Work to be completed: Write out each line exactly as it stands, please.

Input material:
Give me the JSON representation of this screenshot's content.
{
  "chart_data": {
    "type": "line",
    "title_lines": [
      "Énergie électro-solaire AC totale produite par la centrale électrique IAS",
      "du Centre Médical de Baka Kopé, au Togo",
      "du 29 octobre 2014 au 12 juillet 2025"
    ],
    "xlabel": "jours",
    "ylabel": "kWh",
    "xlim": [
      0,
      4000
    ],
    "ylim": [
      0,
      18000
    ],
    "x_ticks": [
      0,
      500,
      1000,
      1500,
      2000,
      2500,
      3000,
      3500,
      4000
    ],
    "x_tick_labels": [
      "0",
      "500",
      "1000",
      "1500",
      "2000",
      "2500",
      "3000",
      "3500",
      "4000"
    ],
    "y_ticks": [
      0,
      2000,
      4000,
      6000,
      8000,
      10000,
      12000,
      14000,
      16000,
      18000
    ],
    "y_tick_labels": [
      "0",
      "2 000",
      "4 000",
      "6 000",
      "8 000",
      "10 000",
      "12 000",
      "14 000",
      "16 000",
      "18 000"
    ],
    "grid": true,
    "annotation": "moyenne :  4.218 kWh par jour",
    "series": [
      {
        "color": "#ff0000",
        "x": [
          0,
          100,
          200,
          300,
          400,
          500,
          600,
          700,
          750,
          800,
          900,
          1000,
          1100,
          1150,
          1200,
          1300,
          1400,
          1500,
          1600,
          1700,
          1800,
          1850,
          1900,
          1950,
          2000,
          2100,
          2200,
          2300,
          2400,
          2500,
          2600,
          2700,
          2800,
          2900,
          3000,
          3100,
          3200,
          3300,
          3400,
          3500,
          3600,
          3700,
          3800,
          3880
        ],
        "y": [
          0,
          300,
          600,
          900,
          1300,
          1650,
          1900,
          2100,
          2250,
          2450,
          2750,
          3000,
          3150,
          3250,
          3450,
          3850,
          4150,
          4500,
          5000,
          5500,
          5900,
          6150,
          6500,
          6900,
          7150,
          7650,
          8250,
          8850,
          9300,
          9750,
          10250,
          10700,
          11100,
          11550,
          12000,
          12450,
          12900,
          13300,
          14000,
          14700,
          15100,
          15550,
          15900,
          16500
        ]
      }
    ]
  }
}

Exercise response:
Give me the JSON representation of this screenshot's content.
{
  "chart_data": {
    "type": "line",
    "title_lines": [
      "Énergie électro-solaire AC totale produite par la centrale électrique IAS",
      "du Centre Médical de Baka Kopé, au Togo",
      "du 29 octobre 2014 au 12 juillet 2025"
    ],
    "xlabel": "jours",
    "ylabel": "kWh",
    "xlim": [
      0,
      4000
    ],
    "ylim": [
      0,
      18000
    ],
    "x_ticks": [
      0,
      500,
      1000,
      1500,
      2000,
      2500,
      3000,
      3500,
      4000
    ],
    "x_tick_labels": [
      "0",
      "500",
      "1000",
      "1500",
      "2000",
      "2500",
      "3000",
      "3500",
      "4000"
    ],
    "y_ticks": [
      0,
      2000,
      4000,
      6000,
      8000,
      10000,
      12000,
      14000,
      16000,
      18000
    ],
    "y_tick_labels": [
      "0",
      "2 000",
      "4 000",
      "6 000",
      "8 000",
      "10 000",
      "12 000",
      "14 000",
      "16 000",
      "18 000"
    ],
    "grid": true,
    "annotation": "moyenne :  4.218 kWh par jour",
    "series": [
      {
        "color": "#ff0000",
        "x": [
          0,
          100,
          200,
          300,
          400,
          500,
          600,
          700,
          750,
          800,
          900,
          1000,
          1100,
          1150,
          1200,
          1300,
          1400,
          1500,
          1600,
          1700,
          1800,
          1850,
          1900,
          1950,
          2000,
          2100,
          2200,
          2300,
          2400,
          2500,
          2600,
          2700,
          2800,
          2900,
          3000,
          3100,
          3200,
          3300,
          3400,
          3500,
          3600,
          3700,
          3800,
          3880
        ],
        "y": [
          0,
          300,
          600,
          900,
          1300,
          1650,
          1900,
          2100,
          2250,
          2450,
          2750,
          3000,
          3150,
          3250,
          3450,
          3850,
          4150,
          4500,
          5000,
          5500,
          5900,
          6150,
          6500,
          6900,
          7150,
          7650,
          8250,
          8850,
          9300,
          9750,
          10250,
          10700,
          11100,
          11550,
          12000,
          12450,
          12900,
          13300,
          14000,
          14700,
          15100,
          15550,
          15900,
          16500
        ]
      }
    ]
  }
}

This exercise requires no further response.